§ **Provided entries**

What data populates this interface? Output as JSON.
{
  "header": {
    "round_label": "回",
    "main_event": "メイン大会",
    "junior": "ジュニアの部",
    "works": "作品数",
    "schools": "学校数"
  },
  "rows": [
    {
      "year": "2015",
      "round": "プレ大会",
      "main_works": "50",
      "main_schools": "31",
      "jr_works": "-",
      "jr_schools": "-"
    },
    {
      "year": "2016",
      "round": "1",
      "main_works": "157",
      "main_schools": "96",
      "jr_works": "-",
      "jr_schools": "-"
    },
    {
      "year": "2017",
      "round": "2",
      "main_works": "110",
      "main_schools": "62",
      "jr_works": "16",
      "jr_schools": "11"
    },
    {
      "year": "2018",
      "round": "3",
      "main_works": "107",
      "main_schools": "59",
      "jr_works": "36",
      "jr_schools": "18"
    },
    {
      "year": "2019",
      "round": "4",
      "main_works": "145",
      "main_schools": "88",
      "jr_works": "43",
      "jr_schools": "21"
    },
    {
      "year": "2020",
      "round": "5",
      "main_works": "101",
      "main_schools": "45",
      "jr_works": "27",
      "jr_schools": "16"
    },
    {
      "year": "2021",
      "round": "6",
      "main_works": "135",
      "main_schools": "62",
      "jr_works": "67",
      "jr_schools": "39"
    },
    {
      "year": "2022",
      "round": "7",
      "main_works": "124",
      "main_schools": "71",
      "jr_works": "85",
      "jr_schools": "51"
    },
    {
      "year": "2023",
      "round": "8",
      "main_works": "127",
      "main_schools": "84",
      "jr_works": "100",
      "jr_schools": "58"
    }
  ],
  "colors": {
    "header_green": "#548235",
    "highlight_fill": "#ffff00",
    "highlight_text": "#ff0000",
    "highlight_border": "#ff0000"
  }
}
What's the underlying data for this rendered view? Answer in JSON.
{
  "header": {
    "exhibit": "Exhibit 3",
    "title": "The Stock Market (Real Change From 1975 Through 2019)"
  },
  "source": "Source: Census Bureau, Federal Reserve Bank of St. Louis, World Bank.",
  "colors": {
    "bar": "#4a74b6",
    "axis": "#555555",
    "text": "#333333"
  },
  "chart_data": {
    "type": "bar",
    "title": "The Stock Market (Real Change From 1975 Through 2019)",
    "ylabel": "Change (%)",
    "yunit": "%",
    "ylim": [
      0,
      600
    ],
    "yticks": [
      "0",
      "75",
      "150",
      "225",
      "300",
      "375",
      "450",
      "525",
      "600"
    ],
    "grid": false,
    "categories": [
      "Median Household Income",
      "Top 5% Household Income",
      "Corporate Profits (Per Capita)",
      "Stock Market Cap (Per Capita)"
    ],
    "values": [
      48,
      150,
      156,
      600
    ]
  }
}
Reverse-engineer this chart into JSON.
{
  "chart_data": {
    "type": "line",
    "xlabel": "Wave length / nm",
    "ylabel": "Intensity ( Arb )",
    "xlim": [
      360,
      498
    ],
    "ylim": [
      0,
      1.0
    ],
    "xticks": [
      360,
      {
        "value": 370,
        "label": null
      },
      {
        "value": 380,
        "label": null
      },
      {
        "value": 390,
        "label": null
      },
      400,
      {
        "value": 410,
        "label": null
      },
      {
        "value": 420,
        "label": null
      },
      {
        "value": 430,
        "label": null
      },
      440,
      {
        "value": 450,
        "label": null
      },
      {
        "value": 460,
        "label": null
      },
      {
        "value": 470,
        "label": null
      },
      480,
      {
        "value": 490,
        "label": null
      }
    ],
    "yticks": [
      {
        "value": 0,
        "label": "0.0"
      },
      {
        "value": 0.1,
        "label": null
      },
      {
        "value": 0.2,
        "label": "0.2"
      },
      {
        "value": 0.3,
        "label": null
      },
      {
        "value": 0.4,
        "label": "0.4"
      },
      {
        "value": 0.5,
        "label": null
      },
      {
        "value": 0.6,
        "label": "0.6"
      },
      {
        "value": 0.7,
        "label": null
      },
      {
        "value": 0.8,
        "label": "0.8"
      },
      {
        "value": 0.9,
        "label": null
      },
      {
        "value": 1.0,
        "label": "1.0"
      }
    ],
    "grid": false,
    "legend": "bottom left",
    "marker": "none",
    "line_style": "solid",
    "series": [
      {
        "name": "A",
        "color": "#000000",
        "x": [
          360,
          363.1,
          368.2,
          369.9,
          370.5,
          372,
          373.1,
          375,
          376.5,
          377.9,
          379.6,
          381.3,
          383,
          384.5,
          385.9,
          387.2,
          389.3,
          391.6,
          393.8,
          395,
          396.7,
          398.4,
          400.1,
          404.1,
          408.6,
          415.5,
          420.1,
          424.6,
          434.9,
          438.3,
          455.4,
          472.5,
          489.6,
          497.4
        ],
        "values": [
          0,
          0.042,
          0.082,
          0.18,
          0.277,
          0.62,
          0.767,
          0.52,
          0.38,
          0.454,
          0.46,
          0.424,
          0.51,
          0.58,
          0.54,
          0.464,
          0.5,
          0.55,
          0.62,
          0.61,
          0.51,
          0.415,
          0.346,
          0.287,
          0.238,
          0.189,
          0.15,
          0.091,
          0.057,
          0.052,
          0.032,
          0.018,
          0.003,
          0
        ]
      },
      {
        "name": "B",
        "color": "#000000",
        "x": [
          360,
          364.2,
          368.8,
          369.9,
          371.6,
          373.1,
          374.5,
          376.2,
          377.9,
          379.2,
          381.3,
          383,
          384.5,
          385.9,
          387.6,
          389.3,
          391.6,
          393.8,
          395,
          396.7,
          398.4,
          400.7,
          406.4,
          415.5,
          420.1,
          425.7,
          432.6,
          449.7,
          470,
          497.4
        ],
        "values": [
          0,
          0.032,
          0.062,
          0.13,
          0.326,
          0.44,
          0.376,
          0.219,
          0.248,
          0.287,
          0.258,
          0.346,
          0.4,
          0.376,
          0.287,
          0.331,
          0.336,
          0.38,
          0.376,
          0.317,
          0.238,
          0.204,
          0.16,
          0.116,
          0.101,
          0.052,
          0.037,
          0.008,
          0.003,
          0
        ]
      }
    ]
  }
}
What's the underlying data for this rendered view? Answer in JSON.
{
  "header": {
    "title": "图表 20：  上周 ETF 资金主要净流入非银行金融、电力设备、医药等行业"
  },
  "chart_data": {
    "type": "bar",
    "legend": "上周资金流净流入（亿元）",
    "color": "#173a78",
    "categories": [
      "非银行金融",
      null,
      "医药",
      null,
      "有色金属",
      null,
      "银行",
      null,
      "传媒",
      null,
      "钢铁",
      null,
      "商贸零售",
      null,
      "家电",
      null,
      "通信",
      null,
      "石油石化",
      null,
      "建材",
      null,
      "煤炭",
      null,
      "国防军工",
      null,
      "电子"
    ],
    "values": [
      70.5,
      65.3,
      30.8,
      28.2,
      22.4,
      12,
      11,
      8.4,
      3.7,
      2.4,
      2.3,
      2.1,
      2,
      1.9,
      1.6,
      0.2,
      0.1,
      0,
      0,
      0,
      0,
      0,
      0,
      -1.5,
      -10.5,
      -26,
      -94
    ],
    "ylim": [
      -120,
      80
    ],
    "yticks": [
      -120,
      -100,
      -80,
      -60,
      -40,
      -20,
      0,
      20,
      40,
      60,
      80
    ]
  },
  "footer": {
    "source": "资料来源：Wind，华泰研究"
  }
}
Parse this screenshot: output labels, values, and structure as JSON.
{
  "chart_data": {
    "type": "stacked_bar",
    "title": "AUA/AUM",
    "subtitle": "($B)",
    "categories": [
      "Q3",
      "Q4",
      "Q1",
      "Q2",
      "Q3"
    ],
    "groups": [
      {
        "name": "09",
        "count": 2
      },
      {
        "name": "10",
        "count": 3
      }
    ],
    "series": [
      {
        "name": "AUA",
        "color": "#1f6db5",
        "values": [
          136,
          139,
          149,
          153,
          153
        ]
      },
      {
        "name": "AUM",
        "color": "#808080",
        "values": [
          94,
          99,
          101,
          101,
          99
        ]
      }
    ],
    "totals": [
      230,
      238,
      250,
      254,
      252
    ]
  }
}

§ **Written task**
Copy each line from the records above that includes the string "Capita".

§ **The solution**
      "Corporate Profits (Per Capita)",
      "Stock Market Cap (Per Capita)"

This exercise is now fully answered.